### Short exercise 1
In the records, switch "syringe-icon" to "injection-icon" and leave everything else untouched. Give back only the lines starting with the one containing "svg-text:O: O <box>166 382 175 396</box>" and going on through the one containing "svg-text:CH₂: CH₂ <box>636 91 658 105</box>".

— BEGIN Document section —

Less.js: Can't create elliptical border-radius

Created on 18 Nov 2010  Â·  28Comments  Â·  Source: less/less.js

With the revised CSS3 specification it's possible to create elliptical border radius with the following syntax:
-webkit-border-radius: 40px/10px;
-moz-border-radius: 40px/10px;
border-radius: 40px/10px;

But less parses this and it calculates 40/10 so it actually becomes 5, like so:
-webkit-border-radius: 5px;
-moz-border-radius: 5px;
border-radius: 5px;

There should be a way to write this syntax without Less parsing it.

bug medium priority

Most helpful comment

Sorry thats the only way to fix it.. either turn on strict maths so all maths is only done if it is parenthesis OR

border-radius:0 0 100% 100% ~"/" 0 0 24px 24px;

All 28 comments

i wanted to add a similar/related problem which happens with the font property when declaring a line-height

.class {
    font: 13px/1.231 arial, helvetica, clean, sans-serif;
} 

it should remain unchanged but it becomes:
.class {
font:10.560519902518276px arial,helvetica,clean,sans-serif;
}

dotless also has this issue (https://github.com/dotless/dotless/issues/16). It would be nice to come to some agreement how to proceed in both.

The simplest solution that works out of the box today is to wrap it in a string literal.

 font: ~"13px/1.231 arial, helvetica, clean, sans-serif";

or even

 font: ~"13px/1.231" arial, helvetica, clean, sans-serif;

I understood that one of the goals of less was to be compatible with normal CSS syntax. The work around break this rule.

I understand your frustration. I can't see an easy solution between Less's arithmetic and specific CSS properties. For example, what if you actually want to specify that the font is half the size, i.e.

— END Document section —
— BEGIN Data for this task —

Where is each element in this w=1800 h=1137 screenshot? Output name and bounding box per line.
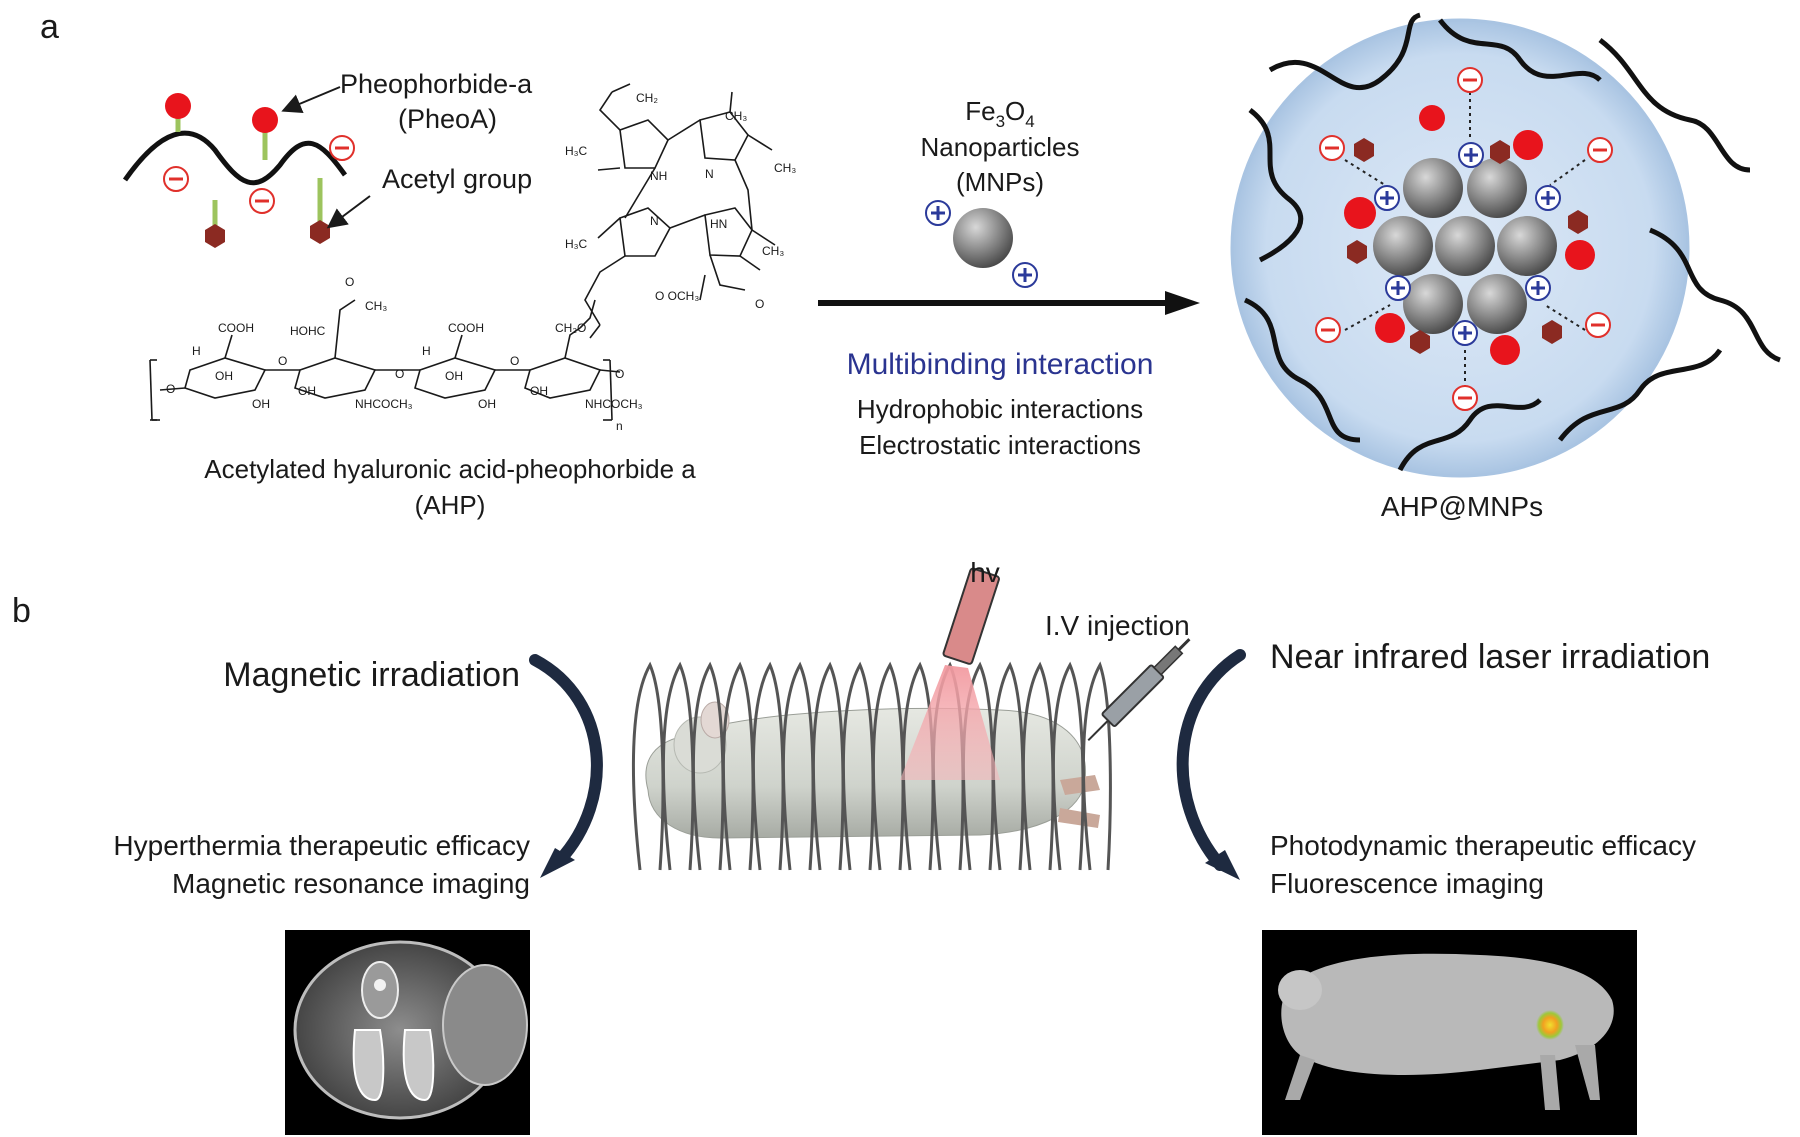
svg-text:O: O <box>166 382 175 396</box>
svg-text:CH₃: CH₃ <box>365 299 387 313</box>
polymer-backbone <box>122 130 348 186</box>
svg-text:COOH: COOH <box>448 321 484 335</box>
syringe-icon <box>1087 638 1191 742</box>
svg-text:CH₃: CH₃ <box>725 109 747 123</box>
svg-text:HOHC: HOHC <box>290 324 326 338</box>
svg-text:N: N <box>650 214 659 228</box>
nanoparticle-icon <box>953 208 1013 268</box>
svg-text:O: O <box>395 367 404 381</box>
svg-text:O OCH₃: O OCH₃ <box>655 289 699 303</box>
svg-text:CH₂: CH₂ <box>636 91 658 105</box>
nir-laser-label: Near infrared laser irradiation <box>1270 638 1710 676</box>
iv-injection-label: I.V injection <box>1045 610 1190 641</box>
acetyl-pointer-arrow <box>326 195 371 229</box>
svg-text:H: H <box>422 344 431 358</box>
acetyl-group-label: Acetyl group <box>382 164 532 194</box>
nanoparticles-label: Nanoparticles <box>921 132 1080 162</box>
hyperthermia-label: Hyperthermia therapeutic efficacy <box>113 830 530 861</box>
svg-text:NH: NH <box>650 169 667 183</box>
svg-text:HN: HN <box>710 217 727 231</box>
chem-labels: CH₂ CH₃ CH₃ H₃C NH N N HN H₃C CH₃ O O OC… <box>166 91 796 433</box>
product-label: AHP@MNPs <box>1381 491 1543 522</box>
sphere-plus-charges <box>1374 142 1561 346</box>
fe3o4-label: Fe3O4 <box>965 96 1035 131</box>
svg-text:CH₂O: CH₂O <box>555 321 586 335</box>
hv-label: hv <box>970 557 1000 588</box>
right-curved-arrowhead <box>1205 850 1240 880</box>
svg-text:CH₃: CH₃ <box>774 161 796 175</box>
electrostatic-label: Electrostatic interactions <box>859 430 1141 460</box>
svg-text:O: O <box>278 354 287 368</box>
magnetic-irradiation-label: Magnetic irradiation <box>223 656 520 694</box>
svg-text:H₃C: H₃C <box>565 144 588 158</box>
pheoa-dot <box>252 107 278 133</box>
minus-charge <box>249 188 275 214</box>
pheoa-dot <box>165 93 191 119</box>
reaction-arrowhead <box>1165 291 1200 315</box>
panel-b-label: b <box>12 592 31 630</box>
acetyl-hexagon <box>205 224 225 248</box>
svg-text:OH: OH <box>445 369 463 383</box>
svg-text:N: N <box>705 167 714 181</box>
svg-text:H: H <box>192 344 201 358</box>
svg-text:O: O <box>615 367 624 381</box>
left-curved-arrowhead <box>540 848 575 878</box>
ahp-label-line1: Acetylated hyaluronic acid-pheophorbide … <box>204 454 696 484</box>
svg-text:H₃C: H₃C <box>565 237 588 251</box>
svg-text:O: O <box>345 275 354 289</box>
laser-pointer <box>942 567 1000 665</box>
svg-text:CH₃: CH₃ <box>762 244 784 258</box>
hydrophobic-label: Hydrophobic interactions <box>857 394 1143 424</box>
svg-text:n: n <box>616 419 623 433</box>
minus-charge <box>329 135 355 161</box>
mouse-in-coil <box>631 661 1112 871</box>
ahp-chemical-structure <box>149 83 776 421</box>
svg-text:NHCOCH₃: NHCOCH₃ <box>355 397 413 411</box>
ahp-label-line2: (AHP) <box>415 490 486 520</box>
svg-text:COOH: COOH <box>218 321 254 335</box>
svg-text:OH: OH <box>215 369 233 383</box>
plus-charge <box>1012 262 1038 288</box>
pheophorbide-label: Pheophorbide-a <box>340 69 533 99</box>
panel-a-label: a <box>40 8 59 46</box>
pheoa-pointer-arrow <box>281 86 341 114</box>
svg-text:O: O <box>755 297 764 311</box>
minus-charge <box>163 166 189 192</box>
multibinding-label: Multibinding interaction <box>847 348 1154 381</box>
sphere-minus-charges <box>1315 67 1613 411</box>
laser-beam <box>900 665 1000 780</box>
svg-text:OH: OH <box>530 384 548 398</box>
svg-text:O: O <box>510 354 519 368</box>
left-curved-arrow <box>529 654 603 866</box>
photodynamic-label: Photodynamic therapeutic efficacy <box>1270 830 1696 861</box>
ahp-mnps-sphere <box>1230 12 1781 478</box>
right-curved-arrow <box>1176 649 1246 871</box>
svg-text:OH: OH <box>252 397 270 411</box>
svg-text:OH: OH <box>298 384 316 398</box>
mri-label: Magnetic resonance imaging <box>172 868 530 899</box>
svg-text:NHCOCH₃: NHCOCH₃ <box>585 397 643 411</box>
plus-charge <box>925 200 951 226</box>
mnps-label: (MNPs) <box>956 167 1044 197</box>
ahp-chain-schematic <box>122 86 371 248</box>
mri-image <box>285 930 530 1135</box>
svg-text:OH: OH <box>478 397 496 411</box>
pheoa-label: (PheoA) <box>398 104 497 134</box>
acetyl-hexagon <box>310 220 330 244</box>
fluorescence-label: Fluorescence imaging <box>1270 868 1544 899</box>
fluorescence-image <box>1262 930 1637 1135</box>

— END Data for this task —

### Short exercise 2
Proceed with the Less.js border-radius issue thread from the point where it stops.

### Exercise response 1
svg-text:O: O <box>166 382 175 396</box>
svg-text:CH₃: CH₃ <box>365 299 387 313</box>
polymer-backbone <box>122 130 348 186</box>
svg-text:COOH: COOH <box>448 321 484 335</box>
injection-icon <box>1087 638 1191 742</box>
svg-text:CH₃: CH₃ <box>725 109 747 123</box>
svg-text:HOHC: HOHC <box>290 324 326 338</box>
svg-text:N: N <box>650 214 659 228</box>
nanoparticle-icon <box>953 208 1013 268</box>
svg-text:O: O <box>395 367 404 381</box>
svg-text:O OCH₃: O OCH₃ <box>655 289 699 303</box>
svg-text:CH₂: CH₂ <box>636 91 658 105</box>

### Exercise response 2
 @example: 24pt;
 .foo {
     font: normal @example/2 sans-serif;
 }

Something has to compromise. Admittedly, you could alter Less so that any conversions are wrapped.

 font: normal (@example/2) sans-serif;

but that would break and make more verbose any existing Less stylesheets for all cases just to avoid cases which aren't as common for font and border-radius shorthand declarations. Another option if you are worried about existing CSS, you can import any existing CSS into your Less file:

 @import "legacy.css";

In this case, the import succeeds, but does not change or convert the CSS.

Again I fully understand your concern that Less is not a strict superset of CSS, but I lack any obviously better ideas. Do you have any potential solutions to this syntax problem?

:+1: on this issue from me, but I'm also not sure of an elegant way to solve it that doesn't require either escaping valid CSS or requiring parentheses to trigger calculations.

@agatronic @cloudhead I'm working on a fix for this, but I would love to get your input on how you think this should be handled before I take it any further. SASS and Stylus both handle this by only allowing division inside parentheses, all other mathematical operations can be done outside parens. This method will prevent any future implementations of the slash by W3C from breaking as well, and remove the need for the Ratio and Shorthand parsers. This is how I was first inclined to fix the issue. Is this a reasonable solution for both of you?

Note that this bug also breaks CSS3 background shorthand which uses the slash to separate background-position (which can be keywords or dimensions) from background-size. For example:

.foo {
    background: url(image.png) center / 1px 100px;
}

Also pinging @matthewdl @Synchro

A previous suggestion was that ' / ' divides and '/' is a ratio. It would be good to get input from @cloudhead because though it would be really nice to get sorted, its pretty scary if it breaks existing behaviour...

@cloudhead responded via twitter, somewhat minimally: "the paren solution seems decent"

The problem with the spaces solution is that still breaks perfectly valid CSS. Unfortunately the only way to address this effectively without breaking existing behavior is to continue to allow plain old CSS to fail parsing correctly.

how about an "temporary" option so that people can enjoy both for a grace period?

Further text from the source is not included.